Dataset items:
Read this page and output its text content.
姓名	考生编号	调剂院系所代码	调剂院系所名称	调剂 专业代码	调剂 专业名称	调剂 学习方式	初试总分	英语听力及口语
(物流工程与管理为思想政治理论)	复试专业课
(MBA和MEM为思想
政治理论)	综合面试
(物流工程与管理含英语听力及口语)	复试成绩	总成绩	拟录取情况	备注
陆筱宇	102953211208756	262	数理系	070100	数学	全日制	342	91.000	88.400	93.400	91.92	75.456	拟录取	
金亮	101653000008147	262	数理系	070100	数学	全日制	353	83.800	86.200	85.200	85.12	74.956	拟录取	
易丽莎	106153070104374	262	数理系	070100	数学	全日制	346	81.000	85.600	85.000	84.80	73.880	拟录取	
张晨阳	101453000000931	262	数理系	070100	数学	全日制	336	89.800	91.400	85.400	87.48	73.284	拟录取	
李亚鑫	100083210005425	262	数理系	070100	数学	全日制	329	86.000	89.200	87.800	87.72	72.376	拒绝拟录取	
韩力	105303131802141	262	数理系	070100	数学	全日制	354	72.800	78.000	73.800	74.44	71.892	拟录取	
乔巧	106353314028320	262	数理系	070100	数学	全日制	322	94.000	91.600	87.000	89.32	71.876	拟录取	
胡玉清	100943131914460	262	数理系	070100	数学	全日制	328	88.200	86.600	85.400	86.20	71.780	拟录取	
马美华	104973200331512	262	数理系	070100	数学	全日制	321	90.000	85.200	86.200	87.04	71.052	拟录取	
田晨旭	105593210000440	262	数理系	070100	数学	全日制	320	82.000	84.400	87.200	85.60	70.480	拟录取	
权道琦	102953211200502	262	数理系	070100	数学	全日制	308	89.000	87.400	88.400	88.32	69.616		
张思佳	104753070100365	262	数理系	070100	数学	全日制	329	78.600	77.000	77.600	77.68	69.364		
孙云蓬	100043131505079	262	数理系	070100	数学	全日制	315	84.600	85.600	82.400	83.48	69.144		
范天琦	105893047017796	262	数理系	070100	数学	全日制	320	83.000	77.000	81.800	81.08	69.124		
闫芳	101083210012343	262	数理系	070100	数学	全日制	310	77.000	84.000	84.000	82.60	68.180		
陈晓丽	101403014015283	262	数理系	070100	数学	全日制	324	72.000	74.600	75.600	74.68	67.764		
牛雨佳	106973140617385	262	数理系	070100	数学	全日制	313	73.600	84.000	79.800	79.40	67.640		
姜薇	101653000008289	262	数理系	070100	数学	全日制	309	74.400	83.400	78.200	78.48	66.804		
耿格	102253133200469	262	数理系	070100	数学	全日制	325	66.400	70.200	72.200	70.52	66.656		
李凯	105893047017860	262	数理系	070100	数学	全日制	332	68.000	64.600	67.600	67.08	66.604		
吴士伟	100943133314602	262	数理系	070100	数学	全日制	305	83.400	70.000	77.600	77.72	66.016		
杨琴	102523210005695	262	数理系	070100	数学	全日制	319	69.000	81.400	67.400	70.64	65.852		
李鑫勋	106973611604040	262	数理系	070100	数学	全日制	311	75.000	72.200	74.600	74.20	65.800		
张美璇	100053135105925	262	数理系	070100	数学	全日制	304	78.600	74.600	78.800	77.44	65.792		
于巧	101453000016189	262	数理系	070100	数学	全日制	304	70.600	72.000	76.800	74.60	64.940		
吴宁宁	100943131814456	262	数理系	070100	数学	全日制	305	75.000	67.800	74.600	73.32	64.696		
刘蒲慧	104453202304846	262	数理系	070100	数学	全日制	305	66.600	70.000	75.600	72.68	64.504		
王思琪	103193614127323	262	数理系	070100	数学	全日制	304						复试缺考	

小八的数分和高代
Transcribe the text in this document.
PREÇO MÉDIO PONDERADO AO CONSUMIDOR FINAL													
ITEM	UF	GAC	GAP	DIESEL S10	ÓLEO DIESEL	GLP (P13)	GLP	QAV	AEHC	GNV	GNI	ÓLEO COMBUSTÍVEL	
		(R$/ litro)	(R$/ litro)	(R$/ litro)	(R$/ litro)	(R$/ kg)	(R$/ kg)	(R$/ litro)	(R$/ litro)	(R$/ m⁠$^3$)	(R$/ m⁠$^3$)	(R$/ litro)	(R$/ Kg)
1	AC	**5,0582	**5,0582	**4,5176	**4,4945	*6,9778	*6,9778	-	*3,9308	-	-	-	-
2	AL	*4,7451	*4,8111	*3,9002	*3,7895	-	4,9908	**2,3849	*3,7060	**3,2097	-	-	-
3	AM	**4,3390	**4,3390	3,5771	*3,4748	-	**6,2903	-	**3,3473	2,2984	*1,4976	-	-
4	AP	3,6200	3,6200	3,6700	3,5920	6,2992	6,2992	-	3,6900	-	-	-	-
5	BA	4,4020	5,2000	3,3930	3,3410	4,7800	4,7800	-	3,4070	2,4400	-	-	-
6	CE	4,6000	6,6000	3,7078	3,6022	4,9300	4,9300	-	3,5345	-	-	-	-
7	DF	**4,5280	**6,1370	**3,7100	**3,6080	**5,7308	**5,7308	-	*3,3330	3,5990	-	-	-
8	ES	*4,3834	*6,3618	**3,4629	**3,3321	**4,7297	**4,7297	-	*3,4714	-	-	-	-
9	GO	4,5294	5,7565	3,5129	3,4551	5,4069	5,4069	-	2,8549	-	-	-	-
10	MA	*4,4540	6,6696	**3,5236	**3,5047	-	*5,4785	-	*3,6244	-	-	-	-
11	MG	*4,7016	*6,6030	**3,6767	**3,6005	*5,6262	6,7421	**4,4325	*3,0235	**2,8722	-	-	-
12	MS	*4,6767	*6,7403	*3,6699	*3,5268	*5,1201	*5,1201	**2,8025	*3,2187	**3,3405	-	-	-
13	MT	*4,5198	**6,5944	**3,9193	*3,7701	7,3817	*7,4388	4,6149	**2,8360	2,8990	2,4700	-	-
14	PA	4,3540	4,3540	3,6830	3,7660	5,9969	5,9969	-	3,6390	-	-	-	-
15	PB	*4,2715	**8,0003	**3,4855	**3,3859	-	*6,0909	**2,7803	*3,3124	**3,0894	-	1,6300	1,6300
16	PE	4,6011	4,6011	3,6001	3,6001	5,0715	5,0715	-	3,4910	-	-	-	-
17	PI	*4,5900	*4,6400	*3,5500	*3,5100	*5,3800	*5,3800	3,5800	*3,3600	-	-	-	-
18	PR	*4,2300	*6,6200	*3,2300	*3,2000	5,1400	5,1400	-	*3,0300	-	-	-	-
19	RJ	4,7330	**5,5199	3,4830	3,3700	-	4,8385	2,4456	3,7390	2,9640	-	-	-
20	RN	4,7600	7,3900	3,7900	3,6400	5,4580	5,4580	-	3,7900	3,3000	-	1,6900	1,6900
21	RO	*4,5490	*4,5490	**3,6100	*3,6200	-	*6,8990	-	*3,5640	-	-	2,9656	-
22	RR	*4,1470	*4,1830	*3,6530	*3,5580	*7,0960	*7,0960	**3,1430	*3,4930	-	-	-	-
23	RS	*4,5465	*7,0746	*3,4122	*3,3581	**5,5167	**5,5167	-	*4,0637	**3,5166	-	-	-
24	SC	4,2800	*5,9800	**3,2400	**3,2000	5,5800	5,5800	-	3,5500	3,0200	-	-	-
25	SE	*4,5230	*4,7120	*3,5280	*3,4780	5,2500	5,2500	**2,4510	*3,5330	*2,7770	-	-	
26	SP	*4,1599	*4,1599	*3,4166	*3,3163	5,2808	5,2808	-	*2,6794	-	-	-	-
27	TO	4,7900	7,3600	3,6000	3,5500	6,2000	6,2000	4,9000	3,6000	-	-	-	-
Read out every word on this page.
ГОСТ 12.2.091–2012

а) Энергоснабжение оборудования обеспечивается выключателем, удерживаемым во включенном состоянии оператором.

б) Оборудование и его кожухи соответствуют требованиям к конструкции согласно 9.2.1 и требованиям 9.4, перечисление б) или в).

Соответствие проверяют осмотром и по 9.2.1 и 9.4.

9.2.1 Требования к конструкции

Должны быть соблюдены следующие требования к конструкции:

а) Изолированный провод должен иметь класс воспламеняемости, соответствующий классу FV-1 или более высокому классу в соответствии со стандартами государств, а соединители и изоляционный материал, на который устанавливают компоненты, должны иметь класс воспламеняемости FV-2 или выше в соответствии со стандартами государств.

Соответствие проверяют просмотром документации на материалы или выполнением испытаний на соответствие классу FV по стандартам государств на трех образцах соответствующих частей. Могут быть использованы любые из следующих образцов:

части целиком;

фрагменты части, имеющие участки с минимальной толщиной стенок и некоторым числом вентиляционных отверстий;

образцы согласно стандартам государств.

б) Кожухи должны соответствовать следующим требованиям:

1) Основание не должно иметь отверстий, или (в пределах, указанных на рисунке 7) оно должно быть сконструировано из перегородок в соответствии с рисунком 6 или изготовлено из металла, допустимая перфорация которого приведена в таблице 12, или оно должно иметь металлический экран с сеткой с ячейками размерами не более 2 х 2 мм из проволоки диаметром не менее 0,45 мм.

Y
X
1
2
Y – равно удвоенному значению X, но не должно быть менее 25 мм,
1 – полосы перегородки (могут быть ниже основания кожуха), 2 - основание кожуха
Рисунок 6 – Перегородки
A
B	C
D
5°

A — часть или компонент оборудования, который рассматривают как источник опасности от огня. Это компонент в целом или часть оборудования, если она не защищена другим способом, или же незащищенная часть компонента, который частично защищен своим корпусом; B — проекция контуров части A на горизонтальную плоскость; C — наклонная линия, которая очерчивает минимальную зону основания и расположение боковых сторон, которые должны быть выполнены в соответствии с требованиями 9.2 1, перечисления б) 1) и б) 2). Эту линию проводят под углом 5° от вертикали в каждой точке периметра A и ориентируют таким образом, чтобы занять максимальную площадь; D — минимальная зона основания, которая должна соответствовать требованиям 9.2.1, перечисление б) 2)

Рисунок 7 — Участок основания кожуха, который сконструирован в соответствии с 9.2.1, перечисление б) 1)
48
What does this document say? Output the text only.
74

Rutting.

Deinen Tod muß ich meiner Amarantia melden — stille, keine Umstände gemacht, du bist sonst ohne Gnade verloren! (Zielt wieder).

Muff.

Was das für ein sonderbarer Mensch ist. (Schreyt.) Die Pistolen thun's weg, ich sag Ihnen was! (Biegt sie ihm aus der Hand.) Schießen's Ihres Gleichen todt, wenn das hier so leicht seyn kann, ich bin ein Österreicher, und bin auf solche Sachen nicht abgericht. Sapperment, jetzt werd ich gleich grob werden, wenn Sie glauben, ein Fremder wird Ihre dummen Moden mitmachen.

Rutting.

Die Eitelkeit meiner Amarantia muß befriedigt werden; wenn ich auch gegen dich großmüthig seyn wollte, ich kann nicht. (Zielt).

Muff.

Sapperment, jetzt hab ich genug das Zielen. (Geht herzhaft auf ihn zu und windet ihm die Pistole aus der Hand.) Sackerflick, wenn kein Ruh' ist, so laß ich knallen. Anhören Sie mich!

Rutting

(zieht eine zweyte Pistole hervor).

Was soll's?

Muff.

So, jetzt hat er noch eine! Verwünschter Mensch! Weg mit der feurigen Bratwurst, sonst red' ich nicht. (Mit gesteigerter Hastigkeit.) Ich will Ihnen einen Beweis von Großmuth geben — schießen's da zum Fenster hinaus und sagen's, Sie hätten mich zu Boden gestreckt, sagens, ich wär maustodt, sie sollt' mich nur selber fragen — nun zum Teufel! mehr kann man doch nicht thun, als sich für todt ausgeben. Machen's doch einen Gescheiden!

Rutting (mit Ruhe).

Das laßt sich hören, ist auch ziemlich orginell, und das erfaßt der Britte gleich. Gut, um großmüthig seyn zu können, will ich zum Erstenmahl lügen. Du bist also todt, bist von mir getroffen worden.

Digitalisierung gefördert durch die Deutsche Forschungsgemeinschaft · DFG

Task brief:
Among the records above, find each line holding the string "соответствовать" and pull it out.

Output below:
б) Кожухи должны соответствовать следующим требованиям:
A — часть или компонент оборудования, который рассматривают как источник опасности от огня. Это компонент в целом или часть оборудования, если она не защищена другим способом, или же незащищенная часть компонента, который частично защищен своим корпусом; B — проекция контуров части A на горизонтальную плоскость; C — наклонная линия, которая очерчивает минимальную зону основания и расположение боковых сторон, которые должны быть выполнены в соответствии с требованиями 9.2 1, перечисления б) 1) и б) 2). Эту линию проводят под углом 5° от вертикали в каждой точке периметра A и ориентируют таким образом, чтобы занять максимальную площадь; D — минимальная зона основания, которая должна соответствовать требованиям 9.2.1, перечисление б) 2)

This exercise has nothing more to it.